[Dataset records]
Start

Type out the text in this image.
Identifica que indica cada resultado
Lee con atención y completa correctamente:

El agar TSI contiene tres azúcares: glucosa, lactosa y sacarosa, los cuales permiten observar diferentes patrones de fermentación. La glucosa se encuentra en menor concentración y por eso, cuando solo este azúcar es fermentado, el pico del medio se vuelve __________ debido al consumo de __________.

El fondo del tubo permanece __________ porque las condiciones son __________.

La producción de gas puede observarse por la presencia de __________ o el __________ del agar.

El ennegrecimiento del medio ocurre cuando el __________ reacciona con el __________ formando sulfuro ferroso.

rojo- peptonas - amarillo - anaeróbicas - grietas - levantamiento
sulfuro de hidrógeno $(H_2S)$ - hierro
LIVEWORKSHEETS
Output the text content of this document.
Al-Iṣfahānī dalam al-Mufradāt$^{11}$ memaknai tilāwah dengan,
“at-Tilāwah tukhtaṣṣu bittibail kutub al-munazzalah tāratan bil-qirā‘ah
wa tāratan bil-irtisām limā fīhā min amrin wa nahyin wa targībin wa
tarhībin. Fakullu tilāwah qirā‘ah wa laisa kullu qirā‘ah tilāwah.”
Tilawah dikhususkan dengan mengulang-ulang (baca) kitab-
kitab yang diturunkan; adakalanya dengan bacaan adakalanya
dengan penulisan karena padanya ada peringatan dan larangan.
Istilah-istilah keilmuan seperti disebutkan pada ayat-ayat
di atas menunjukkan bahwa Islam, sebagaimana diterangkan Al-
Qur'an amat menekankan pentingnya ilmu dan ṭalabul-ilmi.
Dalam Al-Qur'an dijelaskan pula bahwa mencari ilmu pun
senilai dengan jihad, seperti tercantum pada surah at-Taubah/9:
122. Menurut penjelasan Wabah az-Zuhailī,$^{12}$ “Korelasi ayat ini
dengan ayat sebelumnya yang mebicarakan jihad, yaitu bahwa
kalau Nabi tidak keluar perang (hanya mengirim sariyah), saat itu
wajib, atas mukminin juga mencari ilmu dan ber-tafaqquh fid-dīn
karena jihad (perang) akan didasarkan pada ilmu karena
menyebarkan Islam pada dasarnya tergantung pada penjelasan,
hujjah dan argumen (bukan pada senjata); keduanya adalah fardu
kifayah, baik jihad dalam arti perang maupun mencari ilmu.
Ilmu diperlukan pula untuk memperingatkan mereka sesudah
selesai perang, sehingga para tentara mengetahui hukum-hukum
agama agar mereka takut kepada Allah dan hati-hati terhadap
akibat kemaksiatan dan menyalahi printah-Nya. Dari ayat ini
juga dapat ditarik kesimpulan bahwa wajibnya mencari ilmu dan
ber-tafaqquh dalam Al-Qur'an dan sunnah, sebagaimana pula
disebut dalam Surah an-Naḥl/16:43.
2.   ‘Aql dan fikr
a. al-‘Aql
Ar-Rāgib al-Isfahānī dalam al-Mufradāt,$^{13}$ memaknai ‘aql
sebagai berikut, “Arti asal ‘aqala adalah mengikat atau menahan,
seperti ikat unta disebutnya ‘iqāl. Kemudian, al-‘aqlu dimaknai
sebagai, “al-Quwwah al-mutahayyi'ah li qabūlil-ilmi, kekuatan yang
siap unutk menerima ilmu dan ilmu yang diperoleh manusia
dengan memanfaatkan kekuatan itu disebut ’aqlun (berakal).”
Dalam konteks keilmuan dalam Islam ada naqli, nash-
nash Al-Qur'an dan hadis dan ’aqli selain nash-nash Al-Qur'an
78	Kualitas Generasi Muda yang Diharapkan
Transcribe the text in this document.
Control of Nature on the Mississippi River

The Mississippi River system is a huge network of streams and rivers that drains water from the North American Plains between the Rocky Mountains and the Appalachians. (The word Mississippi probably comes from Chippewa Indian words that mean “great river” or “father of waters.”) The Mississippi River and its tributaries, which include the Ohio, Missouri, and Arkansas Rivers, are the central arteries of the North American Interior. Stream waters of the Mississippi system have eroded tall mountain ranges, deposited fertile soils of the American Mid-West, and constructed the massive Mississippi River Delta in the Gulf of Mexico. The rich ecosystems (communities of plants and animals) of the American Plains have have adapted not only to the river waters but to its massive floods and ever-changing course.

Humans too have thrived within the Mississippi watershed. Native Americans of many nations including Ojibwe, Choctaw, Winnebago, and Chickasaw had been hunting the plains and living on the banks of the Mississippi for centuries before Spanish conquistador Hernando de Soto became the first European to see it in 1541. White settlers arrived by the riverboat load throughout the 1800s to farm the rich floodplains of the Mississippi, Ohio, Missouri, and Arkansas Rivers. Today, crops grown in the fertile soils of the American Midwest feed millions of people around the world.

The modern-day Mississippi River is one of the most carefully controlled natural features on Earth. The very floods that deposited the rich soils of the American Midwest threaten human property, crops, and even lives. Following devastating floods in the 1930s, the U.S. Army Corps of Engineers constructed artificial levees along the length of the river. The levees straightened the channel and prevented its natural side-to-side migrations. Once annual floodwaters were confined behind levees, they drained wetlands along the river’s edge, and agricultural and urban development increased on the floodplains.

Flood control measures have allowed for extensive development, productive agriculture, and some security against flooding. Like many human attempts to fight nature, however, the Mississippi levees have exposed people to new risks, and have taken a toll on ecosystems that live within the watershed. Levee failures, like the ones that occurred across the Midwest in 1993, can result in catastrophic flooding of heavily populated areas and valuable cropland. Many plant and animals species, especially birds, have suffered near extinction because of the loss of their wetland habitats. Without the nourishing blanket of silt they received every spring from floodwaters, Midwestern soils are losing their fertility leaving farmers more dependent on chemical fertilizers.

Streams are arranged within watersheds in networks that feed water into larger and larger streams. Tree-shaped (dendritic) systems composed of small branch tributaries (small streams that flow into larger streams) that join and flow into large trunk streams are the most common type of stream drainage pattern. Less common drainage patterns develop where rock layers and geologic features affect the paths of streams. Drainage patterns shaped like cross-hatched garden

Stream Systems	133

End

» **EXERCISE REQUIREMENTS**: Repeat the records exactly, including every line.

» **SOLUTION**:
Type out the text in this image.
Identifica que indica cada resultado
Lee con atención y completa correctamente:

El agar TSI contiene tres azúcares: glucosa, lactosa y sacarosa, los cuales permiten observar diferentes patrones de fermentación. La glucosa se encuentra en menor concentración y por eso, cuando solo este azúcar es fermentado, el pico del medio se vuelve __________ debido al consumo de __________.

El fondo del tubo permanece __________ porque las condiciones son __________.

La producción de gas puede observarse por la presencia de __________ o el __________ del agar.

El ennegrecimiento del medio ocurre cuando el __________ reacciona con el __________ formando sulfuro ferroso.

rojo- peptonas - amarillo - anaeróbicas - grietas - levantamiento
sulfuro de hidrógeno $(H_2S)$ - hierro
LIVEWORKSHEETS
Output the text content of this document.
Al-Iṣfahānī dalam al-Mufradāt$^{11}$ memaknai tilāwah dengan,
“at-Tilāwah tukhtaṣṣu bittibail kutub al-munazzalah tāratan bil-qirā‘ah
wa tāratan bil-irtisām limā fīhā min amrin wa nahyin wa targībin wa
tarhībin. Fakullu tilāwah qirā‘ah wa laisa kullu qirā‘ah tilāwah.”
Tilawah dikhususkan dengan mengulang-ulang (baca) kitab-
kitab yang diturunkan; adakalanya dengan bacaan adakalanya
dengan penulisan karena padanya ada peringatan dan larangan.
Istilah-istilah keilmuan seperti disebutkan pada ayat-ayat
di atas menunjukkan bahwa Islam, sebagaimana diterangkan Al-
Qur'an amat menekankan pentingnya ilmu dan ṭalabul-ilmi.
Dalam Al-Qur'an dijelaskan pula bahwa mencari ilmu pun
senilai dengan jihad, seperti tercantum pada surah at-Taubah/9:
122. Menurut penjelasan Wabah az-Zuhailī,$^{12}$ “Korelasi ayat ini
dengan ayat sebelumnya yang mebicarakan jihad, yaitu bahwa
kalau Nabi tidak keluar perang (hanya mengirim sariyah), saat itu
wajib, atas mukminin juga mencari ilmu dan ber-tafaqquh fid-dīn
karena jihad (perang) akan didasarkan pada ilmu karena
menyebarkan Islam pada dasarnya tergantung pada penjelasan,
hujjah dan argumen (bukan pada senjata); keduanya adalah fardu
kifayah, baik jihad dalam arti perang maupun mencari ilmu.
Ilmu diperlukan pula untuk memperingatkan mereka sesudah
selesai perang, sehingga para tentara mengetahui hukum-hukum
agama agar mereka takut kepada Allah dan hati-hati terhadap
akibat kemaksiatan dan menyalahi printah-Nya. Dari ayat ini
juga dapat ditarik kesimpulan bahwa wajibnya mencari ilmu dan
ber-tafaqquh dalam Al-Qur'an dan sunnah, sebagaimana pula
disebut dalam Surah an-Naḥl/16:43.
2.   ‘Aql dan fikr
a. al-‘Aql
Ar-Rāgib al-Isfahānī dalam al-Mufradāt,$^{13}$ memaknai ‘aql
sebagai berikut, “Arti asal ‘aqala adalah mengikat atau menahan,
seperti ikat unta disebutnya ‘iqāl. Kemudian, al-‘aqlu dimaknai
sebagai, “al-Quwwah al-mutahayyi'ah li qabūlil-ilmi, kekuatan yang
siap unutk menerima ilmu dan ilmu yang diperoleh manusia
dengan memanfaatkan kekuatan itu disebut ’aqlun (berakal).”
Dalam konteks keilmuan dalam Islam ada naqli, nash-
nash Al-Qur'an dan hadis dan ’aqli selain nash-nash Al-Qur'an
78	Kualitas Generasi Muda yang Diharapkan
Transcribe the text in this document.
Control of Nature on the Mississippi River

The Mississippi River system is a huge network of streams and rivers that drains water from the North American Plains between the Rocky Mountains and the Appalachians. (The word Mississippi probably comes from Chippewa Indian words that mean “great river” or “father of waters.”) The Mississippi River and its tributaries, which include the Ohio, Missouri, and Arkansas Rivers, are the central arteries of the North American Interior. Stream waters of the Mississippi system have eroded tall mountain ranges, deposited fertile soils of the American Mid-West, and constructed the massive Mississippi River Delta in the Gulf of Mexico. The rich ecosystems (communities of plants and animals) of the American Plains have have adapted not only to the river waters but to its massive floods and ever-changing course.

Humans too have thrived within the Mississippi watershed. Native Americans of many nations including Ojibwe, Choctaw, Winnebago, and Chickasaw had been hunting the plains and living on the banks of the Mississippi for centuries before Spanish conquistador Hernando de Soto became the first European to see it in 1541. White settlers arrived by the riverboat load throughout the 1800s to farm the rich floodplains of the Mississippi, Ohio, Missouri, and Arkansas Rivers. Today, crops grown in the fertile soils of the American Midwest feed millions of people around the world.

The modern-day Mississippi River is one of the most carefully controlled natural features on Earth. The very floods that deposited the rich soils of the American Midwest threaten human property, crops, and even lives. Following devastating floods in the 1930s, the U.S. Army Corps of Engineers constructed artificial levees along the length of the river. The levees straightened the channel and prevented its natural side-to-side migrations. Once annual floodwaters were confined behind levees, they drained wetlands along the river’s edge, and agricultural and urban development increased on the floodplains.

Flood control measures have allowed for extensive development, productive agriculture, and some security against flooding. Like many human attempts to fight nature, however, the Mississippi levees have exposed people to new risks, and have taken a toll on ecosystems that live within the watershed. Levee failures, like the ones that occurred across the Midwest in 1993, can result in catastrophic flooding of heavily populated areas and valuable cropland. Many plant and animals species, especially birds, have suffered near extinction because of the loss of their wetland habitats. Without the nourishing blanket of silt they received every spring from floodwaters, Midwestern soils are losing their fertility leaving farmers more dependent on chemical fertilizers.

Streams are arranged within watersheds in networks that feed water into larger and larger streams. Tree-shaped (dendritic) systems composed of small branch tributaries (small streams that flow into larger streams) that join and flow into large trunk streams are the most common type of stream drainage pattern. Less common drainage patterns develop where rock layers and geologic features affect the paths of streams. Drainage patterns shaped like cross-hatched garden

Stream Systems	133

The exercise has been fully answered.